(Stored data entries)
════

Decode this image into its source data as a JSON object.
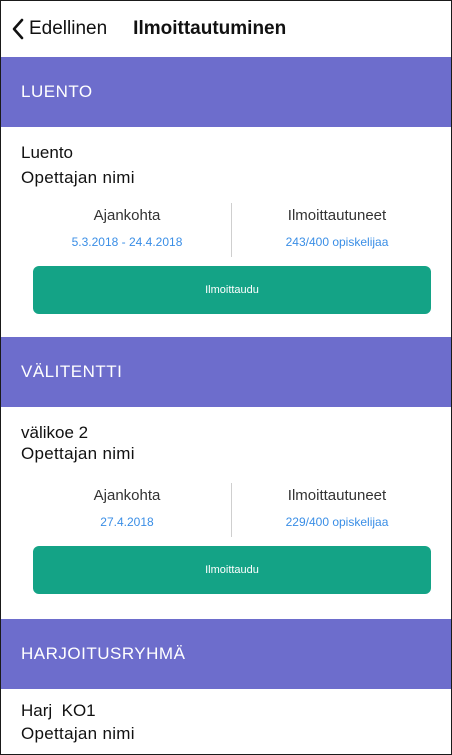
{
  "header": {
    "back_label": "Edellinen",
    "title": "Ilmoittautuminen"
  },
  "colors": {
    "section_header": "#6d6dcc",
    "button": "#14a386",
    "link_value": "#3a8ee6"
  },
  "sections": [
    {
      "title": "LUENTO",
      "course": {
        "name": "Luento",
        "teacher": "Opettajan nimi",
        "time_label": "Ajankohta",
        "time_value": "5.3.2018 - 24.4.2018",
        "enrolled_label": "Ilmoittautuneet",
        "enrolled_value": "243/400 opiskelijaa",
        "button_label": "Ilmoittaudu"
      }
    },
    {
      "title": "VÄLITENTTI",
      "course": {
        "name": "välikoe 2",
        "teacher": "Opettajan nimi",
        "time_label": "Ajankohta",
        "time_value": "27.4.2018",
        "enrolled_label": "Ilmoittautuneet",
        "enrolled_value": "229/400 opiskelijaa",
        "button_label": "Ilmoittaudu"
      }
    },
    {
      "title": "HARJOITUSRYHMÄ",
      "course": {
        "name": "Harj  KO1",
        "teacher": "Opettajan nimi"
      }
    }
  ]
}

════

WHAT IS BEING ASKED: Transcribe all the data word for word; the images stay out.

CORRECT RESULT:
Decode this image into its source data as a JSON object.
{
  "header": {
    "back_label": "Edellinen",
    "title": "Ilmoittautuminen"
  },
  "colors": {
    "section_header": "#6d6dcc",
    "button": "#14a386",
    "link_value": "#3a8ee6"
  },
  "sections": [
    {
      "title": "LUENTO",
      "course": {
        "name": "Luento",
        "teacher": "Opettajan nimi",
        "time_label": "Ajankohta",
        "time_value": "5.3.2018 - 24.4.2018",
        "enrolled_label": "Ilmoittautuneet",
        "enrolled_value": "243/400 opiskelijaa",
        "button_label": "Ilmoittaudu"
      }
    },
    {
      "title": "VÄLITENTTI",
      "course": {
        "name": "välikoe 2",
        "teacher": "Opettajan nimi",
        "time_label": "Ajankohta",
        "time_value": "27.4.2018",
        "enrolled_label": "Ilmoittautuneet",
        "enrolled_value": "229/400 opiskelijaa",
        "button_label": "Ilmoittaudu"
      }
    },
    {
      "title": "HARJOITUSRYHMÄ",
      "course": {
        "name": "Harj  KO1",
        "teacher": "Opettajan nimi"
      }
    }
  ]
}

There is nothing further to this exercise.